▶ Page extract:
It's always that time of year.

The time of year when you think of the perfect project to be starting at the exact OTHER time of year.  "If only it were March now, I could do __ and __ and __!"

But it's not.  It's October.

What's perfect about October? what are the top ten things I thought of doing in March that I later forgot about, or wrote down somewhere that I now can't remember?  October gets cooler; has fewer sun hours per day; lower sun angle; less weed competition; less drought/overheating problems; less insect pressure; less human-detering mosquito pressure and pleasant ambiance for human work days…what else can we take advantage of about October that other months just don't have? (apologies for anyone south of the equator—you can post on this thread about April.  "October is the kindest month" — Australian T. S. Eliot)



Here are some threads that talk about fall:

https://permies.com/t/17123/Fall-plantings-preparing-season -- Massachusetts author Eric Toensmeier weighs in.  (It's Eeeeeric, it's the Ericinator.  The Toensmaster.)



some info on planting pawpaws, and explanation of winter "scarification" and "stratification"

https://permies.com/t/71761/tree-shrub-seeds-sown-nursery



fall potatoes!?

https://permies.com/t/4806/Fall-planting-potatoes-zone



fall maple sugaring?! maybe sometimes a good idea is actually a bad idea…jury's out

https://permies.com/t/59098/Fall-Sugaring



Here's my list of things I've been doing this October (this is not to say these are good ideas, I'm still a beginner, sharing where I'm at; this is in zone 6, northeastern USA, urban):

—harvested pawpaws from nearby community garden (the tree's been there many years, an elderly gardener who no longer comes by much—they just pile up)

▶ Aim:
Continue the forum post about the advantages of October for garden projects, starting after its last line.

▶ Supplied data:
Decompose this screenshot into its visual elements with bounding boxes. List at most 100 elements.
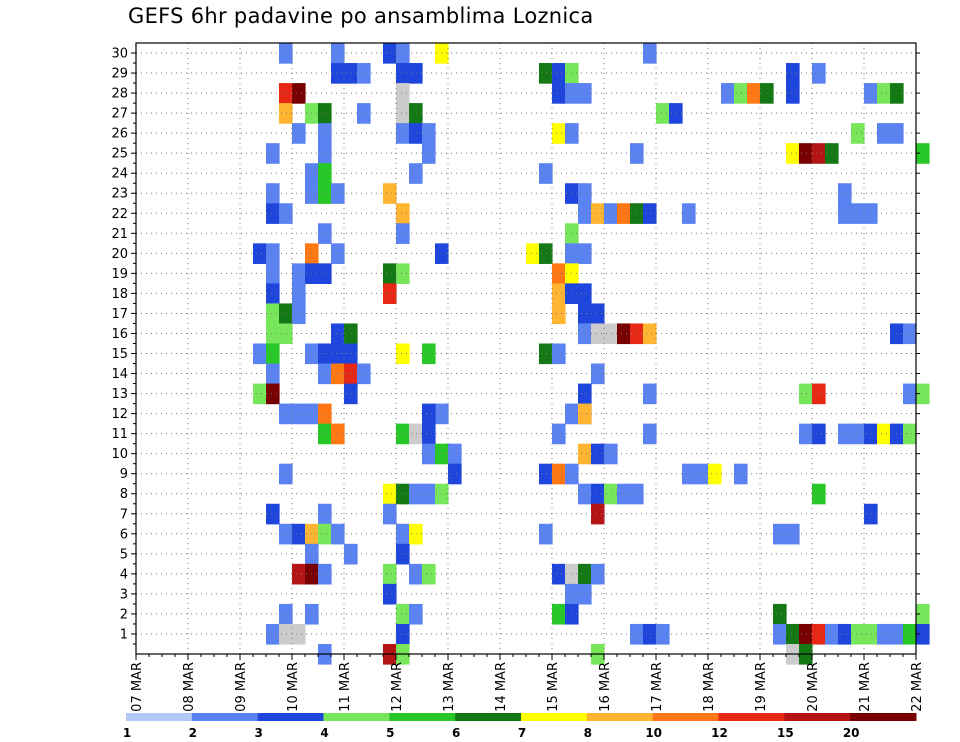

▶ Response to the task:
—harvesting acorns
—(in previous years) ordering fruit/nut trees for planting in November
—sawing some limbs off trees or coppicing some saplings that were shading planted walnuts and pears in my "zone 6" (land 200 miles from here that I get to only a few time a year), so they hopefully get a head start in the fall
—inventory of my carbon footprint (electric, gas, and transportation)
—built a "worm town" for the winter (Paul Wheaton's term—a 3 foot hole backfilled with plant matter and a 6" cap of garden soil on top—see his book for the whole description)
—making pokeberry ink (for a gift for someone obsessed with fountain pens)
—solar cooker cooking—the clearer air makes it much more effective, even with lower sun angle and shorter days—works through winter
—starting a new custom with chestnut gifts
—harvesting my potato (yes, that's right, only one potato came out of that thing.)
—harvesting green tomatoes
—spreading compost and then mulching the garden bed, throwing our daikon radish seeds into the bed too to make some deeper soil in advance of spring



Yes, this thread is a shameless way of getting help with making a daily-ish—a pre-dailyish thread, if you will--but also I hope a useful meta-thread, a way of organizing a bunch of other fall-related threads or topics people know about so that people can find their way more directly to the right piece of information at the right time!  I think this way of cross-referencing or organizing information can help beginners get oriented a bit more, if we don't have our families to teach us these things at the right time of year.  Thanks for your thoughts!!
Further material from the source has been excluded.